_Requirements_
Take the data below and repeat it exactly.

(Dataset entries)
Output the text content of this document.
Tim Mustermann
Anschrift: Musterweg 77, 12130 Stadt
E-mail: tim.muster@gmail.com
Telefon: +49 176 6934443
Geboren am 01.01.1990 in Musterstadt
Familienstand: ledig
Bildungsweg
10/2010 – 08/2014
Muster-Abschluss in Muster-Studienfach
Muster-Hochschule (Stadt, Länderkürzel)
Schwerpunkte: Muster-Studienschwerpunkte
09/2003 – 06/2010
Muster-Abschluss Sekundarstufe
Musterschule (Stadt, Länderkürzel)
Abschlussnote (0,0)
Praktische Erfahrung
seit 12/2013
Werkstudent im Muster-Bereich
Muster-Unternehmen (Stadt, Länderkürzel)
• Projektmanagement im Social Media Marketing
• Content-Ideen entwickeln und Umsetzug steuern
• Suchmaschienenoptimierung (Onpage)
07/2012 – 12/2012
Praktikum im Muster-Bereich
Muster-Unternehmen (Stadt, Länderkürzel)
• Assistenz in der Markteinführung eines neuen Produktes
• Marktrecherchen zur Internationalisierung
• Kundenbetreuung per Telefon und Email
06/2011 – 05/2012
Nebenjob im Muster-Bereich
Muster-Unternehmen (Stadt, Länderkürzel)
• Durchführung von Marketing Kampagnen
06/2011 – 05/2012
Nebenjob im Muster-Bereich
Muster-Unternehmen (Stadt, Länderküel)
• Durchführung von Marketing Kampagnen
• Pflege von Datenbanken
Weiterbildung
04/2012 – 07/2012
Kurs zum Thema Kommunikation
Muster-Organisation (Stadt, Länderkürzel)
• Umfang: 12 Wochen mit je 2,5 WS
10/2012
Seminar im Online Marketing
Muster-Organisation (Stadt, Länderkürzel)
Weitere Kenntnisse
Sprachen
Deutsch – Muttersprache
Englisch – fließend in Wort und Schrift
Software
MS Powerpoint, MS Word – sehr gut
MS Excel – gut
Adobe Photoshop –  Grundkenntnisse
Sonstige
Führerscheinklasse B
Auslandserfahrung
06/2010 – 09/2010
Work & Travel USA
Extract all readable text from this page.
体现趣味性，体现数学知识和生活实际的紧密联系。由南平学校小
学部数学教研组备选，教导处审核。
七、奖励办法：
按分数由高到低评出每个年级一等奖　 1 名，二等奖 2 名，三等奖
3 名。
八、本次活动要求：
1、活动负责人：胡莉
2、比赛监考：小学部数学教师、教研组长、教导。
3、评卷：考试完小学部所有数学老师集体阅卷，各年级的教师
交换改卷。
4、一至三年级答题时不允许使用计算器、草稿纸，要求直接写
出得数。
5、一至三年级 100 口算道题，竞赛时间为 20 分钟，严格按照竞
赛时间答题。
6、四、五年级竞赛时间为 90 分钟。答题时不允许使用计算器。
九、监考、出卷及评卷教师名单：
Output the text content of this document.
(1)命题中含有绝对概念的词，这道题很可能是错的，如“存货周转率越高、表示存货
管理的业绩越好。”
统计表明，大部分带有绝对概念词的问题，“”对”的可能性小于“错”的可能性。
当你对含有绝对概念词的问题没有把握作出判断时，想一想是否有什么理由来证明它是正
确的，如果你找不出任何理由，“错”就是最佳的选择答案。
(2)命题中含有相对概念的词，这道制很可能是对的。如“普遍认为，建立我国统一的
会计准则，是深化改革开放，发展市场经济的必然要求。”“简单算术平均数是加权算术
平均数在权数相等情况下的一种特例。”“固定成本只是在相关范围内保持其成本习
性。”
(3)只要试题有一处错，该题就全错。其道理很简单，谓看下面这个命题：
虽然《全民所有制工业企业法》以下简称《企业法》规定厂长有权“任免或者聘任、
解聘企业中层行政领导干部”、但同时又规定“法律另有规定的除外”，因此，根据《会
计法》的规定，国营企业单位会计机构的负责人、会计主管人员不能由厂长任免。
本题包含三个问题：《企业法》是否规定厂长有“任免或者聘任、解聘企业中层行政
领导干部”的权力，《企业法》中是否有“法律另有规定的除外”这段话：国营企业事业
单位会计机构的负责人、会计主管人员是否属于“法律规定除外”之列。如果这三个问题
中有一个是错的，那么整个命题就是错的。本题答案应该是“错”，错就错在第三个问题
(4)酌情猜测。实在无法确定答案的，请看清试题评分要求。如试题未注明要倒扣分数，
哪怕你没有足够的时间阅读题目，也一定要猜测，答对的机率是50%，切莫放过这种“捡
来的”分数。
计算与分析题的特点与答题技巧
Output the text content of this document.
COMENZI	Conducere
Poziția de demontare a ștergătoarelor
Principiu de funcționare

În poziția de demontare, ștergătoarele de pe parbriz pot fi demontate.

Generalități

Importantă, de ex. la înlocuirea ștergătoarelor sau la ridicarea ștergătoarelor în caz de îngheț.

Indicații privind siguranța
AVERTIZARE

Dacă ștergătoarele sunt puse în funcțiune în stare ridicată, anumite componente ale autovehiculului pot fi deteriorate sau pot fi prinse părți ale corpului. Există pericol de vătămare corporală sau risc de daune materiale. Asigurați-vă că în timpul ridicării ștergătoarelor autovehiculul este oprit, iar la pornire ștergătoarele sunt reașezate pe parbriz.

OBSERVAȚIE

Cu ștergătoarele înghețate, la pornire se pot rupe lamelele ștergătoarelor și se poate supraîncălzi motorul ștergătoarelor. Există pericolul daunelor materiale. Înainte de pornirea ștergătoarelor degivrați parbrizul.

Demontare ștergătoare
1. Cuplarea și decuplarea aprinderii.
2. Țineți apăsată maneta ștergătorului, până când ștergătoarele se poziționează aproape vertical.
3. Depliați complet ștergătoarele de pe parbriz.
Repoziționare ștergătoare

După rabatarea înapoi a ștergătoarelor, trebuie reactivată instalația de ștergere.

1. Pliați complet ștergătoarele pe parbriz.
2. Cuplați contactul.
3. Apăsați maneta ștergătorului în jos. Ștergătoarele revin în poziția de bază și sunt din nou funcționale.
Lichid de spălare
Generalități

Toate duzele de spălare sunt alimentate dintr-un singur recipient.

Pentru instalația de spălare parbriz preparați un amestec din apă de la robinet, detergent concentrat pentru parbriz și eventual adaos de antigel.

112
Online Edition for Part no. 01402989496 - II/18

_Exercise output_
Output the text content of this document.
Tim Mustermann
Anschrift: Musterweg 77, 12130 Stadt
E-mail: tim.muster@gmail.com
Telefon: +49 176 6934443
Geboren am 01.01.1990 in Musterstadt
Familienstand: ledig
Bildungsweg
10/2010 – 08/2014
Muster-Abschluss in Muster-Studienfach
Muster-Hochschule (Stadt, Länderkürzel)
Schwerpunkte: Muster-Studienschwerpunkte
09/2003 – 06/2010
Muster-Abschluss Sekundarstufe
Musterschule (Stadt, Länderkürzel)
Abschlussnote (0,0)
Praktische Erfahrung
seit 12/2013
Werkstudent im Muster-Bereich
Muster-Unternehmen (Stadt, Länderkürzel)
• Projektmanagement im Social Media Marketing
• Content-Ideen entwickeln und Umsetzug steuern
• Suchmaschienenoptimierung (Onpage)
07/2012 – 12/2012
Praktikum im Muster-Bereich
Muster-Unternehmen (Stadt, Länderkürzel)
• Assistenz in der Markteinführung eines neuen Produktes
• Marktrecherchen zur Internationalisierung
• Kundenbetreuung per Telefon und Email
06/2011 – 05/2012
Nebenjob im Muster-Bereich
Muster-Unternehmen (Stadt, Länderkürzel)
• Durchführung von Marketing Kampagnen
06/2011 – 05/2012
Nebenjob im Muster-Bereich
Muster-Unternehmen (Stadt, Länderküel)
• Durchführung von Marketing Kampagnen
• Pflege von Datenbanken
Weiterbildung
04/2012 – 07/2012
Kurs zum Thema Kommunikation
Muster-Organisation (Stadt, Länderkürzel)
• Umfang: 12 Wochen mit je 2,5 WS
10/2012
Seminar im Online Marketing
Muster-Organisation (Stadt, Länderkürzel)
Weitere Kenntnisse
Sprachen
Deutsch – Muttersprache
Englisch – fließend in Wort und Schrift
Software
MS Powerpoint, MS Word – sehr gut
MS Excel – gut
Adobe Photoshop –  Grundkenntnisse
Sonstige
Führerscheinklasse B
Auslandserfahrung
06/2010 – 09/2010
Work & Travel USA
Extract all readable text from this page.
体现趣味性，体现数学知识和生活实际的紧密联系。由南平学校小
学部数学教研组备选，教导处审核。
七、奖励办法：
按分数由高到低评出每个年级一等奖　 1 名，二等奖 2 名，三等奖
3 名。
八、本次活动要求：
1、活动负责人：胡莉
2、比赛监考：小学部数学教师、教研组长、教导。
3、评卷：考试完小学部所有数学老师集体阅卷，各年级的教师
交换改卷。
4、一至三年级答题时不允许使用计算器、草稿纸，要求直接写
出得数。
5、一至三年级 100 口算道题，竞赛时间为 20 分钟，严格按照竞
赛时间答题。
6、四、五年级竞赛时间为 90 分钟。答题时不允许使用计算器。
九、监考、出卷及评卷教师名单：
Output the text content of this document.
(1)命题中含有绝对概念的词，这道题很可能是错的，如“存货周转率越高、表示存货
管理的业绩越好。”
统计表明，大部分带有绝对概念词的问题，“”对”的可能性小于“错”的可能性。
当你对含有绝对概念词的问题没有把握作出判断时，想一想是否有什么理由来证明它是正
确的，如果你找不出任何理由，“错”就是最佳的选择答案。
(2)命题中含有相对概念的词，这道制很可能是对的。如“普遍认为，建立我国统一的
会计准则，是深化改革开放，发展市场经济的必然要求。”“简单算术平均数是加权算术
平均数在权数相等情况下的一种特例。”“固定成本只是在相关范围内保持其成本习
性。”
(3)只要试题有一处错，该题就全错。其道理很简单，谓看下面这个命题：
虽然《全民所有制工业企业法》以下简称《企业法》规定厂长有权“任免或者聘任、
解聘企业中层行政领导干部”、但同时又规定“法律另有规定的除外”，因此，根据《会
计法》的规定，国营企业单位会计机构的负责人、会计主管人员不能由厂长任免。
本题包含三个问题：《企业法》是否规定厂长有“任免或者聘任、解聘企业中层行政
领导干部”的权力，《企业法》中是否有“法律另有规定的除外”这段话：国营企业事业
单位会计机构的负责人、会计主管人员是否属于“法律规定除外”之列。如果这三个问题
中有一个是错的，那么整个命题就是错的。本题答案应该是“错”，错就错在第三个问题
(4)酌情猜测。实在无法确定答案的，请看清试题评分要求。如试题未注明要倒扣分数，
哪怕你没有足够的时间阅读题目，也一定要猜测，答对的机率是50%，切莫放过这种“捡
来的”分数。
计算与分析题的特点与答题技巧
Output the text content of this document.
COMENZI	Conducere
Poziția de demontare a ștergătoarelor
Principiu de funcționare

În poziția de demontare, ștergătoarele de pe parbriz pot fi demontate.

Generalități

Importantă, de ex. la înlocuirea ștergătoarelor sau la ridicarea ștergătoarelor în caz de îngheț.

Indicații privind siguranța
AVERTIZARE

Dacă ștergătoarele sunt puse în funcțiune în stare ridicată, anumite componente ale autovehiculului pot fi deteriorate sau pot fi prinse părți ale corpului. Există pericol de vătămare corporală sau risc de daune materiale. Asigurați-vă că în timpul ridicării ștergătoarelor autovehiculul este oprit, iar la pornire ștergătoarele sunt reașezate pe parbriz.

OBSERVAȚIE

Cu ștergătoarele înghețate, la pornire se pot rupe lamelele ștergătoarelor și se poate supraîncălzi motorul ștergătoarelor. Există pericolul daunelor materiale. Înainte de pornirea ștergătoarelor degivrați parbrizul.

Demontare ștergătoare
1. Cuplarea și decuplarea aprinderii.
2. Țineți apăsată maneta ștergătorului, până când ștergătoarele se poziționează aproape vertical.
3. Depliați complet ștergătoarele de pe parbriz.
Repoziționare ștergătoare

După rabatarea înapoi a ștergătoarelor, trebuie reactivată instalația de ștergere.

1. Pliați complet ștergătoarele pe parbriz.
2. Cuplați contactul.
3. Apăsați maneta ștergătorului în jos. Ștergătoarele revin în poziția de bază și sunt din nou funcționale.
Lichid de spălare
Generalități

Toate duzele de spălare sunt alimentate dintr-un singur recipient.

Pentru instalația de spălare parbriz preparați un amestec din apă de la robinet, detergent concentrat pentru parbriz și eventual adaos de antigel.

112
Online Edition for Part no. 01402989496 - II/18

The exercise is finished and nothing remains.